◆ EXERCISE REQUIREMENTS: Gather each line in the entries that includes the string "shift".

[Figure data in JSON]
— Start —

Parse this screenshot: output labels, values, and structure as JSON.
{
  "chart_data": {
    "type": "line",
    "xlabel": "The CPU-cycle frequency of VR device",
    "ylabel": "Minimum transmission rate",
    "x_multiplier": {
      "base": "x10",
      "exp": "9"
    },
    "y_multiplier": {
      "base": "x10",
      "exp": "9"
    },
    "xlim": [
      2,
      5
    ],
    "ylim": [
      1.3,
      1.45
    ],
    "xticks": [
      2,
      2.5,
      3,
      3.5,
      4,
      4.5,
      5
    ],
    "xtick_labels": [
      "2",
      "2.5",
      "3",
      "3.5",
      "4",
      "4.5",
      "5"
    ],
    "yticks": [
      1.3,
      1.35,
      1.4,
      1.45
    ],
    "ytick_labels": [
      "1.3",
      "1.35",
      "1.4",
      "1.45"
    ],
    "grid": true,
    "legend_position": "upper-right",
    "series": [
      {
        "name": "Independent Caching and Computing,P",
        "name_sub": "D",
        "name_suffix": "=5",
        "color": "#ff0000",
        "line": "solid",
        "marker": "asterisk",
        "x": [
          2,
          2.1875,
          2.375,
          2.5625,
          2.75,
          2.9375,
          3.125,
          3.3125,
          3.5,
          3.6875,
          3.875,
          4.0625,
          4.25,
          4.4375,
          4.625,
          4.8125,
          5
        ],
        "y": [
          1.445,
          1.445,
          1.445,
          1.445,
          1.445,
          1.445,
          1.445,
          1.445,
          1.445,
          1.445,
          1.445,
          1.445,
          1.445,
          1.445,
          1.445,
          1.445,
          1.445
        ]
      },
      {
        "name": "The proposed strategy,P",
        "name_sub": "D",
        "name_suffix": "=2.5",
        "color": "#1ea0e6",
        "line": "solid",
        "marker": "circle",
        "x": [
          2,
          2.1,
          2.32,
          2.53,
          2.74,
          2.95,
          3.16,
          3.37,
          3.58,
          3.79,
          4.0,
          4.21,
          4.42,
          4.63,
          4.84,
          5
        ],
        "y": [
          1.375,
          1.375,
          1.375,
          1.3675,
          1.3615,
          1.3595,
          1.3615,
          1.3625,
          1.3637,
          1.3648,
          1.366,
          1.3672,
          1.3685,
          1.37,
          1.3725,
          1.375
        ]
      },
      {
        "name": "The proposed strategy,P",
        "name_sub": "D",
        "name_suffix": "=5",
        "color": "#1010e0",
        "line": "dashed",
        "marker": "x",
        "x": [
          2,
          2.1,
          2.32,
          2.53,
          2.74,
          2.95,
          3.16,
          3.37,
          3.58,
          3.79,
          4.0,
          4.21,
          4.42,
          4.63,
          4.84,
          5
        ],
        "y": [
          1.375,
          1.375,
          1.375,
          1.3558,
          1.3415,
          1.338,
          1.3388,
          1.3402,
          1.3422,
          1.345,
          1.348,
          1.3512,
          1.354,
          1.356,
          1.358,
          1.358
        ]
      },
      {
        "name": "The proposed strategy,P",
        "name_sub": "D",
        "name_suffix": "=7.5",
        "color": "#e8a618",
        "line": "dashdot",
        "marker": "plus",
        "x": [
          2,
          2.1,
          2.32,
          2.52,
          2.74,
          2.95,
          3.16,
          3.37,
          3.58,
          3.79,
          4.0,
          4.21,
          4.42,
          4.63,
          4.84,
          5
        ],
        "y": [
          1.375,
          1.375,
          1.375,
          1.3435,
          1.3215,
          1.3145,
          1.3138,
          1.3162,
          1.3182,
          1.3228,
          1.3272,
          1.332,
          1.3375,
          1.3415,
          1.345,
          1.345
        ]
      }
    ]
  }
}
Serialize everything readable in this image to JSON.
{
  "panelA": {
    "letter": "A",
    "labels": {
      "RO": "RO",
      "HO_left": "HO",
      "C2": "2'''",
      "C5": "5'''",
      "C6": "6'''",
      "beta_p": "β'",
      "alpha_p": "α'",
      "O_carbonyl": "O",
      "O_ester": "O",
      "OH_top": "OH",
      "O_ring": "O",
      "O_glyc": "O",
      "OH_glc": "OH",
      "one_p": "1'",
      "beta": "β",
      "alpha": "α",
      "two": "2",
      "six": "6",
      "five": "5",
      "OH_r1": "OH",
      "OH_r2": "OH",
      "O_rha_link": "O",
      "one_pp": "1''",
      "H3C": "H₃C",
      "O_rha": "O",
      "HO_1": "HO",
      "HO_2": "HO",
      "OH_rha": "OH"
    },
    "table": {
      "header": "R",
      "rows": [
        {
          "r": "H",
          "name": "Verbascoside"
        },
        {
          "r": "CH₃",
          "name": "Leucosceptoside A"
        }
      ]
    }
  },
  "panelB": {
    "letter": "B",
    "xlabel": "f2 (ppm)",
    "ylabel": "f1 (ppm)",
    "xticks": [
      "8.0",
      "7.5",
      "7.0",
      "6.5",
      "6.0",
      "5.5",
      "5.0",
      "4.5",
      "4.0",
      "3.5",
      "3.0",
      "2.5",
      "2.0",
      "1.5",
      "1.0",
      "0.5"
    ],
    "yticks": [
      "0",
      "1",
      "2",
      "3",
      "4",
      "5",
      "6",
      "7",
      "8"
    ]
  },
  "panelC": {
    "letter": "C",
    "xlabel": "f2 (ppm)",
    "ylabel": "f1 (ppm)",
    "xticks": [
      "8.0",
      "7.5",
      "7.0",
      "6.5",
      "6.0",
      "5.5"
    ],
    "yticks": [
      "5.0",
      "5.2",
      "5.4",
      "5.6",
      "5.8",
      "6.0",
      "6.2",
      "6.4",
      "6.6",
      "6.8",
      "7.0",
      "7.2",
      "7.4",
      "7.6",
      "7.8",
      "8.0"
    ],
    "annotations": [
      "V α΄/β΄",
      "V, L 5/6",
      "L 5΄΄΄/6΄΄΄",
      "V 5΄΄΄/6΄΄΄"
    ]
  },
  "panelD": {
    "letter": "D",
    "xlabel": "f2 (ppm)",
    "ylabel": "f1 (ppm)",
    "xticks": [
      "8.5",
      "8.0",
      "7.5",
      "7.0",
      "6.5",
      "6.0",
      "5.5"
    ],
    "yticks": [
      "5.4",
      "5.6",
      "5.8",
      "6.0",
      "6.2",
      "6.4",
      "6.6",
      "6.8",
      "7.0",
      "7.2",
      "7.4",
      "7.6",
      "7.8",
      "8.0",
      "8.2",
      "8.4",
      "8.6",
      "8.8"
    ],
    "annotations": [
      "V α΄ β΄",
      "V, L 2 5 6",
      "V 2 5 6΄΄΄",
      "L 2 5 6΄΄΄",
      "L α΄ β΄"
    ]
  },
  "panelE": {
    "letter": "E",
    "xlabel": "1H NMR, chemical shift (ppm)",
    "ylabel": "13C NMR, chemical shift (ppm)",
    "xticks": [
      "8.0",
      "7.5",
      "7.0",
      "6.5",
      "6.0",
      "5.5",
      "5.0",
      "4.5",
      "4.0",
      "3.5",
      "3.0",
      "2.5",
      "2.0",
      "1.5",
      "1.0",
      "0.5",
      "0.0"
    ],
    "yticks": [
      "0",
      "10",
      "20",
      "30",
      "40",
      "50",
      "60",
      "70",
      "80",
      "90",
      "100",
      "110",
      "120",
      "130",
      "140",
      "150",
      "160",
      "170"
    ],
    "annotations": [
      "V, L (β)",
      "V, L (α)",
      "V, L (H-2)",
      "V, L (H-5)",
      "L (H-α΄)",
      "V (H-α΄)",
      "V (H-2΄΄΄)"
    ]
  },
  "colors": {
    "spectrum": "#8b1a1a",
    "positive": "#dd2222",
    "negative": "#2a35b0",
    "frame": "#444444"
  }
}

— End —

◆ ANSWER TO THIS PROBLEM:
    "xlabel": "1H NMR, chemical shift (ppm)",
    "ylabel": "13C NMR, chemical shift (ppm)",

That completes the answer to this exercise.